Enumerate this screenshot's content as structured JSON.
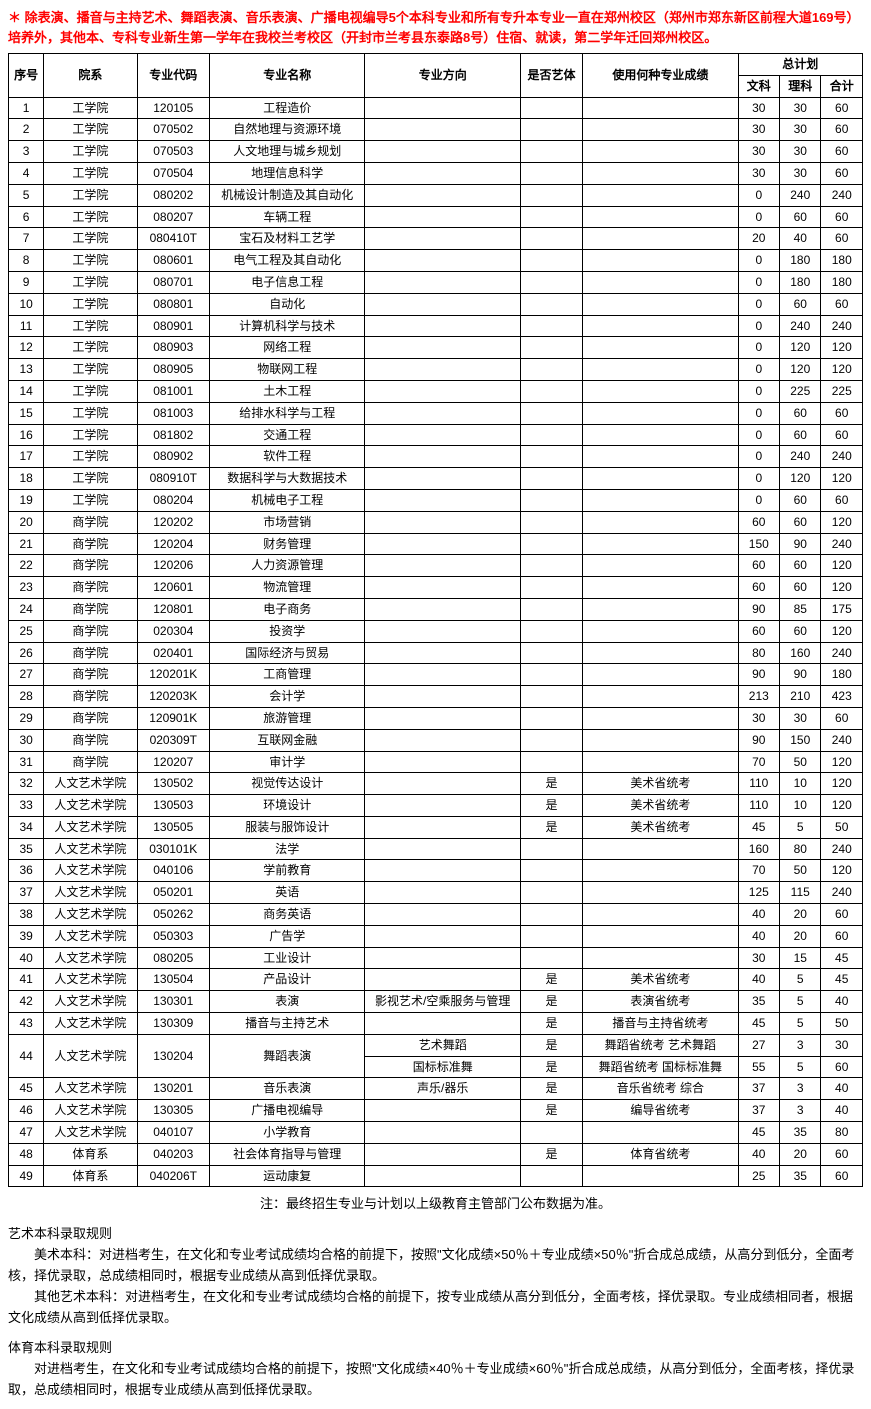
{
  "notice": "＊ 除表演、播音与主持艺术、舞蹈表演、音乐表演、广播电视编导5个本科专业和所有专升本专业一直在郑州校区（郑州市郑东新区前程大道169号）培养外，其他本、专科专业新生第一学年在我校兰考校区（开封市兰考县东泰路8号）住宿、就读，第二学年迁回郑州校区。",
  "headers": {
    "seq": "序号",
    "dept": "院系",
    "code": "专业代码",
    "name": "专业名称",
    "direction": "专业方向",
    "art": "是否艺体",
    "score": "使用何种专业成绩",
    "plan": "总计划",
    "wen": "文科",
    "li": "理科",
    "total": "合计"
  },
  "rows": [
    {
      "seq": "1",
      "dept": "工学院",
      "code": "120105",
      "name": "工程造价",
      "dir": "",
      "art": "",
      "score": "",
      "wen": "30",
      "li": "30",
      "total": "60"
    },
    {
      "seq": "2",
      "dept": "工学院",
      "code": "070502",
      "name": "自然地理与资源环境",
      "dir": "",
      "art": "",
      "score": "",
      "wen": "30",
      "li": "30",
      "total": "60"
    },
    {
      "seq": "3",
      "dept": "工学院",
      "code": "070503",
      "name": "人文地理与城乡规划",
      "dir": "",
      "art": "",
      "score": "",
      "wen": "30",
      "li": "30",
      "total": "60"
    },
    {
      "seq": "4",
      "dept": "工学院",
      "code": "070504",
      "name": "地理信息科学",
      "dir": "",
      "art": "",
      "score": "",
      "wen": "30",
      "li": "30",
      "total": "60"
    },
    {
      "seq": "5",
      "dept": "工学院",
      "code": "080202",
      "name": "机械设计制造及其自动化",
      "dir": "",
      "art": "",
      "score": "",
      "wen": "0",
      "li": "240",
      "total": "240"
    },
    {
      "seq": "6",
      "dept": "工学院",
      "code": "080207",
      "name": "车辆工程",
      "dir": "",
      "art": "",
      "score": "",
      "wen": "0",
      "li": "60",
      "total": "60"
    },
    {
      "seq": "7",
      "dept": "工学院",
      "code": "080410T",
      "name": "宝石及材料工艺学",
      "dir": "",
      "art": "",
      "score": "",
      "wen": "20",
      "li": "40",
      "total": "60"
    },
    {
      "seq": "8",
      "dept": "工学院",
      "code": "080601",
      "name": "电气工程及其自动化",
      "dir": "",
      "art": "",
      "score": "",
      "wen": "0",
      "li": "180",
      "total": "180"
    },
    {
      "seq": "9",
      "dept": "工学院",
      "code": "080701",
      "name": "电子信息工程",
      "dir": "",
      "art": "",
      "score": "",
      "wen": "0",
      "li": "180",
      "total": "180"
    },
    {
      "seq": "10",
      "dept": "工学院",
      "code": "080801",
      "name": "自动化",
      "dir": "",
      "art": "",
      "score": "",
      "wen": "0",
      "li": "60",
      "total": "60"
    },
    {
      "seq": "11",
      "dept": "工学院",
      "code": "080901",
      "name": "计算机科学与技术",
      "dir": "",
      "art": "",
      "score": "",
      "wen": "0",
      "li": "240",
      "total": "240"
    },
    {
      "seq": "12",
      "dept": "工学院",
      "code": "080903",
      "name": "网络工程",
      "dir": "",
      "art": "",
      "score": "",
      "wen": "0",
      "li": "120",
      "total": "120"
    },
    {
      "seq": "13",
      "dept": "工学院",
      "code": "080905",
      "name": "物联网工程",
      "dir": "",
      "art": "",
      "score": "",
      "wen": "0",
      "li": "120",
      "total": "120"
    },
    {
      "seq": "14",
      "dept": "工学院",
      "code": "081001",
      "name": "土木工程",
      "dir": "",
      "art": "",
      "score": "",
      "wen": "0",
      "li": "225",
      "total": "225"
    },
    {
      "seq": "15",
      "dept": "工学院",
      "code": "081003",
      "name": "给排水科学与工程",
      "dir": "",
      "art": "",
      "score": "",
      "wen": "0",
      "li": "60",
      "total": "60"
    },
    {
      "seq": "16",
      "dept": "工学院",
      "code": "081802",
      "name": "交通工程",
      "dir": "",
      "art": "",
      "score": "",
      "wen": "0",
      "li": "60",
      "total": "60"
    },
    {
      "seq": "17",
      "dept": "工学院",
      "code": "080902",
      "name": "软件工程",
      "dir": "",
      "art": "",
      "score": "",
      "wen": "0",
      "li": "240",
      "total": "240"
    },
    {
      "seq": "18",
      "dept": "工学院",
      "code": "080910T",
      "name": "数据科学与大数据技术",
      "dir": "",
      "art": "",
      "score": "",
      "wen": "0",
      "li": "120",
      "total": "120"
    },
    {
      "seq": "19",
      "dept": "工学院",
      "code": "080204",
      "name": "机械电子工程",
      "dir": "",
      "art": "",
      "score": "",
      "wen": "0",
      "li": "60",
      "total": "60"
    },
    {
      "seq": "20",
      "dept": "商学院",
      "code": "120202",
      "name": "市场营销",
      "dir": "",
      "art": "",
      "score": "",
      "wen": "60",
      "li": "60",
      "total": "120"
    },
    {
      "seq": "21",
      "dept": "商学院",
      "code": "120204",
      "name": "财务管理",
      "dir": "",
      "art": "",
      "score": "",
      "wen": "150",
      "li": "90",
      "total": "240"
    },
    {
      "seq": "22",
      "dept": "商学院",
      "code": "120206",
      "name": "人力资源管理",
      "dir": "",
      "art": "",
      "score": "",
      "wen": "60",
      "li": "60",
      "total": "120"
    },
    {
      "seq": "23",
      "dept": "商学院",
      "code": "120601",
      "name": "物流管理",
      "dir": "",
      "art": "",
      "score": "",
      "wen": "60",
      "li": "60",
      "total": "120"
    },
    {
      "seq": "24",
      "dept": "商学院",
      "code": "120801",
      "name": "电子商务",
      "dir": "",
      "art": "",
      "score": "",
      "wen": "90",
      "li": "85",
      "total": "175"
    },
    {
      "seq": "25",
      "dept": "商学院",
      "code": "020304",
      "name": "投资学",
      "dir": "",
      "art": "",
      "score": "",
      "wen": "60",
      "li": "60",
      "total": "120"
    },
    {
      "seq": "26",
      "dept": "商学院",
      "code": "020401",
      "name": "国际经济与贸易",
      "dir": "",
      "art": "",
      "score": "",
      "wen": "80",
      "li": "160",
      "total": "240"
    },
    {
      "seq": "27",
      "dept": "商学院",
      "code": "120201K",
      "name": "工商管理",
      "dir": "",
      "art": "",
      "score": "",
      "wen": "90",
      "li": "90",
      "total": "180"
    },
    {
      "seq": "28",
      "dept": "商学院",
      "code": "120203K",
      "name": "会计学",
      "dir": "",
      "art": "",
      "score": "",
      "wen": "213",
      "li": "210",
      "total": "423"
    },
    {
      "seq": "29",
      "dept": "商学院",
      "code": "120901K",
      "name": "旅游管理",
      "dir": "",
      "art": "",
      "score": "",
      "wen": "30",
      "li": "30",
      "total": "60"
    },
    {
      "seq": "30",
      "dept": "商学院",
      "code": "020309T",
      "name": "互联网金融",
      "dir": "",
      "art": "",
      "score": "",
      "wen": "90",
      "li": "150",
      "total": "240"
    },
    {
      "seq": "31",
      "dept": "商学院",
      "code": "120207",
      "name": "审计学",
      "dir": "",
      "art": "",
      "score": "",
      "wen": "70",
      "li": "50",
      "total": "120"
    },
    {
      "seq": "32",
      "dept": "人文艺术学院",
      "code": "130502",
      "name": "视觉传达设计",
      "dir": "",
      "art": "是",
      "score": "美术省统考",
      "wen": "110",
      "li": "10",
      "total": "120"
    },
    {
      "seq": "33",
      "dept": "人文艺术学院",
      "code": "130503",
      "name": "环境设计",
      "dir": "",
      "art": "是",
      "score": "美术省统考",
      "wen": "110",
      "li": "10",
      "total": "120"
    },
    {
      "seq": "34",
      "dept": "人文艺术学院",
      "code": "130505",
      "name": "服装与服饰设计",
      "dir": "",
      "art": "是",
      "score": "美术省统考",
      "wen": "45",
      "li": "5",
      "total": "50"
    },
    {
      "seq": "35",
      "dept": "人文艺术学院",
      "code": "030101K",
      "name": "法学",
      "dir": "",
      "art": "",
      "score": "",
      "wen": "160",
      "li": "80",
      "total": "240"
    },
    {
      "seq": "36",
      "dept": "人文艺术学院",
      "code": "040106",
      "name": "学前教育",
      "dir": "",
      "art": "",
      "score": "",
      "wen": "70",
      "li": "50",
      "total": "120"
    },
    {
      "seq": "37",
      "dept": "人文艺术学院",
      "code": "050201",
      "name": "英语",
      "dir": "",
      "art": "",
      "score": "",
      "wen": "125",
      "li": "115",
      "total": "240"
    },
    {
      "seq": "38",
      "dept": "人文艺术学院",
      "code": "050262",
      "name": "商务英语",
      "dir": "",
      "art": "",
      "score": "",
      "wen": "40",
      "li": "20",
      "total": "60"
    },
    {
      "seq": "39",
      "dept": "人文艺术学院",
      "code": "050303",
      "name": "广告学",
      "dir": "",
      "art": "",
      "score": "",
      "wen": "40",
      "li": "20",
      "total": "60"
    },
    {
      "seq": "40",
      "dept": "人文艺术学院",
      "code": "080205",
      "name": "工业设计",
      "dir": "",
      "art": "",
      "score": "",
      "wen": "30",
      "li": "15",
      "total": "45"
    },
    {
      "seq": "41",
      "dept": "人文艺术学院",
      "code": "130504",
      "name": "产品设计",
      "dir": "",
      "art": "是",
      "score": "美术省统考",
      "wen": "40",
      "li": "5",
      "total": "45"
    },
    {
      "seq": "42",
      "dept": "人文艺术学院",
      "code": "130301",
      "name": "表演",
      "dir": "影视艺术/空乘服务与管理",
      "art": "是",
      "score": "表演省统考",
      "wen": "35",
      "li": "5",
      "total": "40"
    },
    {
      "seq": "43",
      "dept": "人文艺术学院",
      "code": "130309",
      "name": "播音与主持艺术",
      "dir": "",
      "art": "是",
      "score": "播音与主持省统考",
      "wen": "45",
      "li": "5",
      "total": "50"
    }
  ],
  "row44": {
    "seq": "44",
    "dept": "人文艺术学院",
    "code": "130204",
    "name": "舞蹈表演",
    "sub": [
      {
        "dir": "艺术舞蹈",
        "art": "是",
        "score": "舞蹈省统考 艺术舞蹈",
        "wen": "27",
        "li": "3",
        "total": "30"
      },
      {
        "dir": "国标标准舞",
        "art": "是",
        "score": "舞蹈省统考 国标标准舞",
        "wen": "55",
        "li": "5",
        "total": "60"
      }
    ]
  },
  "rows2": [
    {
      "seq": "45",
      "dept": "人文艺术学院",
      "code": "130201",
      "name": "音乐表演",
      "dir": "声乐/器乐",
      "art": "是",
      "score": "音乐省统考 综合",
      "wen": "37",
      "li": "3",
      "total": "40"
    },
    {
      "seq": "46",
      "dept": "人文艺术学院",
      "code": "130305",
      "name": "广播电视编导",
      "dir": "",
      "art": "是",
      "score": "编导省统考",
      "wen": "37",
      "li": "3",
      "total": "40"
    },
    {
      "seq": "47",
      "dept": "人文艺术学院",
      "code": "040107",
      "name": "小学教育",
      "dir": "",
      "art": "",
      "score": "",
      "wen": "45",
      "li": "35",
      "total": "80"
    },
    {
      "seq": "48",
      "dept": "体育系",
      "code": "040203",
      "name": "社会体育指导与管理",
      "dir": "",
      "art": "是",
      "score": "体育省统考",
      "wen": "40",
      "li": "20",
      "total": "60"
    },
    {
      "seq": "49",
      "dept": "体育系",
      "code": "040206T",
      "name": "运动康复",
      "dir": "",
      "art": "",
      "score": "",
      "wen": "25",
      "li": "35",
      "total": "60"
    }
  ],
  "footnote": "注：最终招生专业与计划以上级教育主管部门公布数据为准。",
  "rules": {
    "art_heading": "艺术本科录取规则",
    "art_p1": "美术本科：对进档考生，在文化和专业考试成绩均合格的前提下，按照\"文化成绩×50％＋专业成绩×50％\"折合成总成绩，从高分到低分，全面考核，择优录取，总成绩相同时，根据专业成绩从高到低择优录取。",
    "art_p2": "其他艺术本科：对进档考生，在文化和专业考试成绩均合格的前提下，按专业成绩从高分到低分，全面考核，择优录取。专业成绩相同者，根据文化成绩从高到低择优录取。",
    "pe_heading": "体育本科录取规则",
    "pe_p1": "对进档考生，在文化和专业考试成绩均合格的前提下，按照\"文化成绩×40％＋专业成绩×60％\"折合成总成绩，从高分到低分，全面考核，择优录取，总成绩相同时，根据专业成绩从高到低择优录取。"
  }
}
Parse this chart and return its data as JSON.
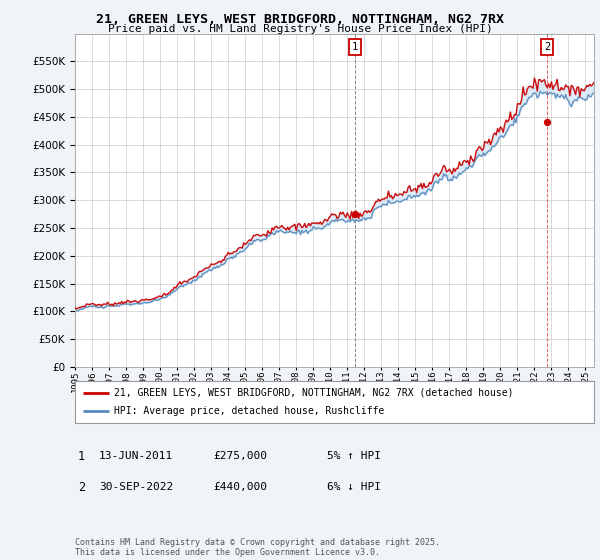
{
  "title": "21, GREEN LEYS, WEST BRIDGFORD, NOTTINGHAM, NG2 7RX",
  "subtitle": "Price paid vs. HM Land Registry's House Price Index (HPI)",
  "legend_line1": "21, GREEN LEYS, WEST BRIDGFORD, NOTTINGHAM, NG2 7RX (detached house)",
  "legend_line2": "HPI: Average price, detached house, Rushcliffe",
  "annotation1_date": "13-JUN-2011",
  "annotation1_price": "£275,000",
  "annotation1_pct": "5% ↑ HPI",
  "annotation2_date": "30-SEP-2022",
  "annotation2_price": "£440,000",
  "annotation2_pct": "6% ↓ HPI",
  "footer": "Contains HM Land Registry data © Crown copyright and database right 2025.\nThis data is licensed under the Open Government Licence v3.0.",
  "red_color": "#cc0000",
  "blue_color": "#5588bb",
  "fill_color": "#d0e4f5",
  "background_color": "#f0f4f8",
  "plot_bg_color": "#ffffff",
  "grid_color": "#cccccc",
  "ylim_min": 0,
  "ylim_max": 600000,
  "yticks": [
    0,
    50000,
    100000,
    150000,
    200000,
    250000,
    300000,
    350000,
    400000,
    450000,
    500000,
    550000
  ],
  "start_year": 1995,
  "end_year": 2025,
  "ann1_year": 2011.458,
  "ann2_year": 2022.75,
  "ann1_price": 275000,
  "ann2_price": 440000
}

════════

What the task asks: Copy out the lines that hold "音乐表演".

Response:
  "notice": "＊ 除表演、播音与主持艺术、舞蹈表演、音乐表演、广播电视编导5个本科专业和所有专升本专业一直在郑州校区（郑州市郑东新区前程大道169号）培养外，其他本、专科专业新生第一学年在我校兰考校区（开封市兰考县东泰路8号）住宿、就读，第二学年迁回郑州校区。",
      "name": "音乐表演",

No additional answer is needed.